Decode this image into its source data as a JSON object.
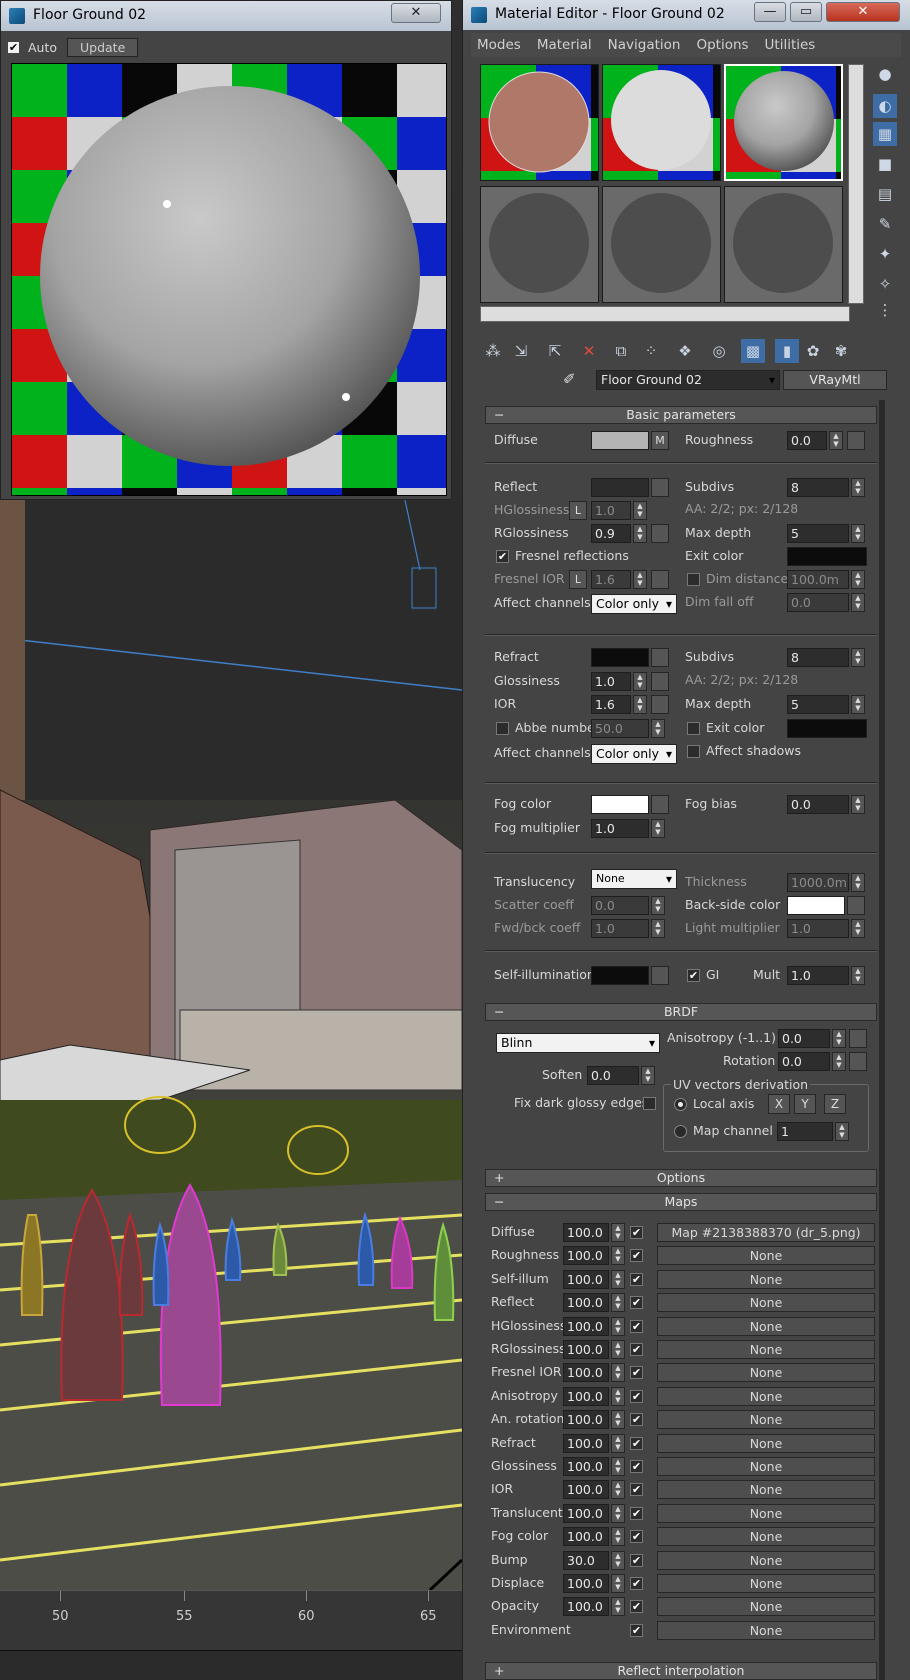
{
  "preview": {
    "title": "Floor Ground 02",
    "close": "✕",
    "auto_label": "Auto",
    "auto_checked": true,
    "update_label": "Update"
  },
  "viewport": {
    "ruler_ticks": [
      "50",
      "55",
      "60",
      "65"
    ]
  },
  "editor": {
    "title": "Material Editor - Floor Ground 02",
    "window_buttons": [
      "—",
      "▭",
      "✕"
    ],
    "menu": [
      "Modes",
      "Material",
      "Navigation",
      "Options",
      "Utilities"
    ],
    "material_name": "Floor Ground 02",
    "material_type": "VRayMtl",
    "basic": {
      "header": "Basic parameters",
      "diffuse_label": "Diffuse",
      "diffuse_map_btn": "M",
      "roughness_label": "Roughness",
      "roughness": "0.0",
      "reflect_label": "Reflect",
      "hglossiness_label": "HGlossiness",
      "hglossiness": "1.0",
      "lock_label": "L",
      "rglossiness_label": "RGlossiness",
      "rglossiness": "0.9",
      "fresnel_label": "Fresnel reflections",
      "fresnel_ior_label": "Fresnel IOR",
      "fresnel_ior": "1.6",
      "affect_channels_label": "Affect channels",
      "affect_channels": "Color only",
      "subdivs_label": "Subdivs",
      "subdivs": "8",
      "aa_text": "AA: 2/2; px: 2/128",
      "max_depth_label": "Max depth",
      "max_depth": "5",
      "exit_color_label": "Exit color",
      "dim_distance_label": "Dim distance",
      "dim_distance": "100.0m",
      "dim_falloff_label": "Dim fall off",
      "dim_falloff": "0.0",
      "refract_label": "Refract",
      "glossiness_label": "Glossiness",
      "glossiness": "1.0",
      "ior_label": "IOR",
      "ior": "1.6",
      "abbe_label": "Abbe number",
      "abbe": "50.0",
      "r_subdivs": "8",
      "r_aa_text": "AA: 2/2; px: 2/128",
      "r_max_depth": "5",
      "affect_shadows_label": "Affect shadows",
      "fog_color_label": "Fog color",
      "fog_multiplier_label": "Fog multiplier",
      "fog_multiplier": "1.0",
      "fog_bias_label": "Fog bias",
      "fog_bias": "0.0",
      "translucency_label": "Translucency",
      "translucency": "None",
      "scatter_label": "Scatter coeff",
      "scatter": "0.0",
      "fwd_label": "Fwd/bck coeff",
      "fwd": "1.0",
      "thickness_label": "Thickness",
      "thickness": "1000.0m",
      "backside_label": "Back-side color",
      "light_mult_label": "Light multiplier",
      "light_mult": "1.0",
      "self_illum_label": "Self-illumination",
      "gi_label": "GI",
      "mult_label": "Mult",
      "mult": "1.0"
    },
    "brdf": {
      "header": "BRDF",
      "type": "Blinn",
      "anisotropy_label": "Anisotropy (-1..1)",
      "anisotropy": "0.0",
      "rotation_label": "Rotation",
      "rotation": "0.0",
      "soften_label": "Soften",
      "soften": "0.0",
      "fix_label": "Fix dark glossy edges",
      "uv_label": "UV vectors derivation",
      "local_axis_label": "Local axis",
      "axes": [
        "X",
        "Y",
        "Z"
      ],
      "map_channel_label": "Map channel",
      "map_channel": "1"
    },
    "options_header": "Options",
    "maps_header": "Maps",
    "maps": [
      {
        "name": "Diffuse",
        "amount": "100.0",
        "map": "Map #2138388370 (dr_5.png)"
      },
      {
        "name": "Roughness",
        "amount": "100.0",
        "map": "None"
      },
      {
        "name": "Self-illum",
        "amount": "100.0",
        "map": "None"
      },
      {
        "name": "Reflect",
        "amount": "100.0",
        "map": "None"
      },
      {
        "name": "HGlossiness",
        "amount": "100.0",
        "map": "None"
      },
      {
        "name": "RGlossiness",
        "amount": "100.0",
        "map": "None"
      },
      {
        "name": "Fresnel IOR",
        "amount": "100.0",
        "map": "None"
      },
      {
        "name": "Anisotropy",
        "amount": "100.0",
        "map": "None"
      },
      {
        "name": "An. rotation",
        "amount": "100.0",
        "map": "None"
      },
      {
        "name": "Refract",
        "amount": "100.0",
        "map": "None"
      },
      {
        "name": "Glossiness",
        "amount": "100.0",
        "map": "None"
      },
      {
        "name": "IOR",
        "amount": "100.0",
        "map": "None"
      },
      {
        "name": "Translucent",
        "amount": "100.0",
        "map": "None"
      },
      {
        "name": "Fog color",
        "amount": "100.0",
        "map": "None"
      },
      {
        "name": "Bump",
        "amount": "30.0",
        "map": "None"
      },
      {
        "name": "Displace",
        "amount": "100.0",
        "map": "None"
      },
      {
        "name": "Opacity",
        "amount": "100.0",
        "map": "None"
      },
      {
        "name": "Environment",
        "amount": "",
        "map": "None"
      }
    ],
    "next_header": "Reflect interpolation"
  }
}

----------------

== Short problem ==
Leave out the pictures and transcribe the entries above exactly.

== Response to this task ==
Decode this image into its source data as a JSON object.
{
  "preview": {
    "title": "Floor Ground 02",
    "close": "✕",
    "auto_label": "Auto",
    "auto_checked": true,
    "update_label": "Update"
  },
  "viewport": {
    "ruler_ticks": [
      "50",
      "55",
      "60",
      "65"
    ]
  },
  "editor": {
    "title": "Material Editor - Floor Ground 02",
    "window_buttons": [
      "—",
      "▭",
      "✕"
    ],
    "menu": [
      "Modes",
      "Material",
      "Navigation",
      "Options",
      "Utilities"
    ],
    "material_name": "Floor Ground 02",
    "material_type": "VRayMtl",
    "basic": {
      "header": "Basic parameters",
      "diffuse_label": "Diffuse",
      "diffuse_map_btn": "M",
      "roughness_label": "Roughness",
      "roughness": "0.0",
      "reflect_label": "Reflect",
      "hglossiness_label": "HGlossiness",
      "hglossiness": "1.0",
      "lock_label": "L",
      "rglossiness_label": "RGlossiness",
      "rglossiness": "0.9",
      "fresnel_label": "Fresnel reflections",
      "fresnel_ior_label": "Fresnel IOR",
      "fresnel_ior": "1.6",
      "affect_channels_label": "Affect channels",
      "affect_channels": "Color only",
      "subdivs_label": "Subdivs",
      "subdivs": "8",
      "aa_text": "AA: 2/2; px: 2/128",
      "max_depth_label": "Max depth",
      "max_depth": "5",
      "exit_color_label": "Exit color",
      "dim_distance_label": "Dim distance",
      "dim_distance": "100.0m",
      "dim_falloff_label": "Dim fall off",
      "dim_falloff": "0.0",
      "refract_label": "Refract",
      "glossiness_label": "Glossiness",
      "glossiness": "1.0",
      "ior_label": "IOR",
      "ior": "1.6",
      "abbe_label": "Abbe number",
      "abbe": "50.0",
      "r_subdivs": "8",
      "r_aa_text": "AA: 2/2; px: 2/128",
      "r_max_depth": "5",
      "affect_shadows_label": "Affect shadows",
      "fog_color_label": "Fog color",
      "fog_multiplier_label": "Fog multiplier",
      "fog_multiplier": "1.0",
      "fog_bias_label": "Fog bias",
      "fog_bias": "0.0",
      "translucency_label": "Translucency",
      "translucency": "None",
      "scatter_label": "Scatter coeff",
      "scatter": "0.0",
      "fwd_label": "Fwd/bck coeff",
      "fwd": "1.0",
      "thickness_label": "Thickness",
      "thickness": "1000.0m",
      "backside_label": "Back-side color",
      "light_mult_label": "Light multiplier",
      "light_mult": "1.0",
      "self_illum_label": "Self-illumination",
      "gi_label": "GI",
      "mult_label": "Mult",
      "mult": "1.0"
    },
    "brdf": {
      "header": "BRDF",
      "type": "Blinn",
      "anisotropy_label": "Anisotropy (-1..1)",
      "anisotropy": "0.0",
      "rotation_label": "Rotation",
      "rotation": "0.0",
      "soften_label": "Soften",
      "soften": "0.0",
      "fix_label": "Fix dark glossy edges",
      "uv_label": "UV vectors derivation",
      "local_axis_label": "Local axis",
      "axes": [
        "X",
        "Y",
        "Z"
      ],
      "map_channel_label": "Map channel",
      "map_channel": "1"
    },
    "options_header": "Options",
    "maps_header": "Maps",
    "maps": [
      {
        "name": "Diffuse",
        "amount": "100.0",
        "map": "Map #2138388370 (dr_5.png)"
      },
      {
        "name": "Roughness",
        "amount": "100.0",
        "map": "None"
      },
      {
        "name": "Self-illum",
        "amount": "100.0",
        "map": "None"
      },
      {
        "name": "Reflect",
        "amount": "100.0",
        "map": "None"
      },
      {
        "name": "HGlossiness",
        "amount": "100.0",
        "map": "None"
      },
      {
        "name": "RGlossiness",
        "amount": "100.0",
        "map": "None"
      },
      {
        "name": "Fresnel IOR",
        "amount": "100.0",
        "map": "None"
      },
      {
        "name": "Anisotropy",
        "amount": "100.0",
        "map": "None"
      },
      {
        "name": "An. rotation",
        "amount": "100.0",
        "map": "None"
      },
      {
        "name": "Refract",
        "amount": "100.0",
        "map": "None"
      },
      {
        "name": "Glossiness",
        "amount": "100.0",
        "map": "None"
      },
      {
        "name": "IOR",
        "amount": "100.0",
        "map": "None"
      },
      {
        "name": "Translucent",
        "amount": "100.0",
        "map": "None"
      },
      {
        "name": "Fog color",
        "amount": "100.0",
        "map": "None"
      },
      {
        "name": "Bump",
        "amount": "30.0",
        "map": "None"
      },
      {
        "name": "Displace",
        "amount": "100.0",
        "map": "None"
      },
      {
        "name": "Opacity",
        "amount": "100.0",
        "map": "None"
      },
      {
        "name": "Environment",
        "amount": "",
        "map": "None"
      }
    ],
    "next_header": "Reflect interpolation"
  }
}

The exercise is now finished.